=== MATERIAL SHOWN ===
=======

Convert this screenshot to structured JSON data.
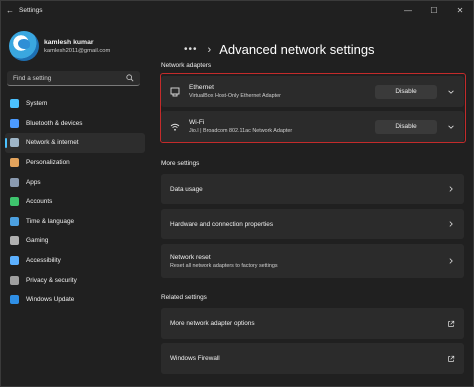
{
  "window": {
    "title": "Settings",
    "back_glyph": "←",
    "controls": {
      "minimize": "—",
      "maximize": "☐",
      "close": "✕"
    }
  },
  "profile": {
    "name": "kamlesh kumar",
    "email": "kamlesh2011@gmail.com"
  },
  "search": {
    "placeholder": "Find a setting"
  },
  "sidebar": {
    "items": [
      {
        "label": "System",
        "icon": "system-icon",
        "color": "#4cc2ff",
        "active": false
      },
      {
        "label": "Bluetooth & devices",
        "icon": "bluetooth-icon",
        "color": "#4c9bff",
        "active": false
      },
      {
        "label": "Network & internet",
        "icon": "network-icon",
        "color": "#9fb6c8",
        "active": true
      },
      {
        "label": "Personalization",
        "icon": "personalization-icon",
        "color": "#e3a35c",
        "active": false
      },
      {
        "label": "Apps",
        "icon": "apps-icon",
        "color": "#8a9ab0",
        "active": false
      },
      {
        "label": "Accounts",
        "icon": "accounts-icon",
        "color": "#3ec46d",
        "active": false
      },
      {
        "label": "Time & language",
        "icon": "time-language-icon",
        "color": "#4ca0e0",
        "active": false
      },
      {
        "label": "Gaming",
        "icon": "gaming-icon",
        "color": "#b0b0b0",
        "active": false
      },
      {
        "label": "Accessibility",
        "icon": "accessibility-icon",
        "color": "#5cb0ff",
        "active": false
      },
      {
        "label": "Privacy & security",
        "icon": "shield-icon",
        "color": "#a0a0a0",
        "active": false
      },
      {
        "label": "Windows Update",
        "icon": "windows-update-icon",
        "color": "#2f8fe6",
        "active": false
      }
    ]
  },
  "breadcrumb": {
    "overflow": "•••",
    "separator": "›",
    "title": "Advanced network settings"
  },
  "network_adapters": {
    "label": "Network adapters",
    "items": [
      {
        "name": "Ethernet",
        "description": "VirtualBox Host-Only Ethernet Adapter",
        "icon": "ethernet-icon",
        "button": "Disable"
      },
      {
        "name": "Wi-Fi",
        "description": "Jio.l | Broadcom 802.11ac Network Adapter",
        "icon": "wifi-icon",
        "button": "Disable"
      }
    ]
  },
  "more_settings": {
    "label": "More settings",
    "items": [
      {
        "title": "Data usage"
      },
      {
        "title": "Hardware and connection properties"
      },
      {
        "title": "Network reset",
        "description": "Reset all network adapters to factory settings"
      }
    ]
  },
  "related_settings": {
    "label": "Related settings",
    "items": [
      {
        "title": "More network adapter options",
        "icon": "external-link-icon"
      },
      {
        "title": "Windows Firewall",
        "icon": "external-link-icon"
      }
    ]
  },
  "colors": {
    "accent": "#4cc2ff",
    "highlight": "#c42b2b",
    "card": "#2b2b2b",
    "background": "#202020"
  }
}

=======

=== SHORT EXERCISE ===
Each record should be quoted exactly, with the images omitted.

=== RIGHT ANSWER ===
Convert this screenshot to structured JSON data.
{
  "window": {
    "title": "Settings",
    "back_glyph": "←",
    "controls": {
      "minimize": "—",
      "maximize": "☐",
      "close": "✕"
    }
  },
  "profile": {
    "name": "kamlesh kumar",
    "email": "kamlesh2011@gmail.com"
  },
  "search": {
    "placeholder": "Find a setting"
  },
  "sidebar": {
    "items": [
      {
        "label": "System",
        "icon": "system-icon",
        "color": "#4cc2ff",
        "active": false
      },
      {
        "label": "Bluetooth & devices",
        "icon": "bluetooth-icon",
        "color": "#4c9bff",
        "active": false
      },
      {
        "label": "Network & internet",
        "icon": "network-icon",
        "color": "#9fb6c8",
        "active": true
      },
      {
        "label": "Personalization",
        "icon": "personalization-icon",
        "color": "#e3a35c",
        "active": false
      },
      {
        "label": "Apps",
        "icon": "apps-icon",
        "color": "#8a9ab0",
        "active": false
      },
      {
        "label": "Accounts",
        "icon": "accounts-icon",
        "color": "#3ec46d",
        "active": false
      },
      {
        "label": "Time & language",
        "icon": "time-language-icon",
        "color": "#4ca0e0",
        "active": false
      },
      {
        "label": "Gaming",
        "icon": "gaming-icon",
        "color": "#b0b0b0",
        "active": false
      },
      {
        "label": "Accessibility",
        "icon": "accessibility-icon",
        "color": "#5cb0ff",
        "active": false
      },
      {
        "label": "Privacy & security",
        "icon": "shield-icon",
        "color": "#a0a0a0",
        "active": false
      },
      {
        "label": "Windows Update",
        "icon": "windows-update-icon",
        "color": "#2f8fe6",
        "active": false
      }
    ]
  },
  "breadcrumb": {
    "overflow": "•••",
    "separator": "›",
    "title": "Advanced network settings"
  },
  "network_adapters": {
    "label": "Network adapters",
    "items": [
      {
        "name": "Ethernet",
        "description": "VirtualBox Host-Only Ethernet Adapter",
        "icon": "ethernet-icon",
        "button": "Disable"
      },
      {
        "name": "Wi-Fi",
        "description": "Jio.l | Broadcom 802.11ac Network Adapter",
        "icon": "wifi-icon",
        "button": "Disable"
      }
    ]
  },
  "more_settings": {
    "label": "More settings",
    "items": [
      {
        "title": "Data usage"
      },
      {
        "title": "Hardware and connection properties"
      },
      {
        "title": "Network reset",
        "description": "Reset all network adapters to factory settings"
      }
    ]
  },
  "related_settings": {
    "label": "Related settings",
    "items": [
      {
        "title": "More network adapter options",
        "icon": "external-link-icon"
      },
      {
        "title": "Windows Firewall",
        "icon": "external-link-icon"
      }
    ]
  },
  "colors": {
    "accent": "#4cc2ff",
    "highlight": "#c42b2b",
    "card": "#2b2b2b",
    "background": "#202020"
  }
}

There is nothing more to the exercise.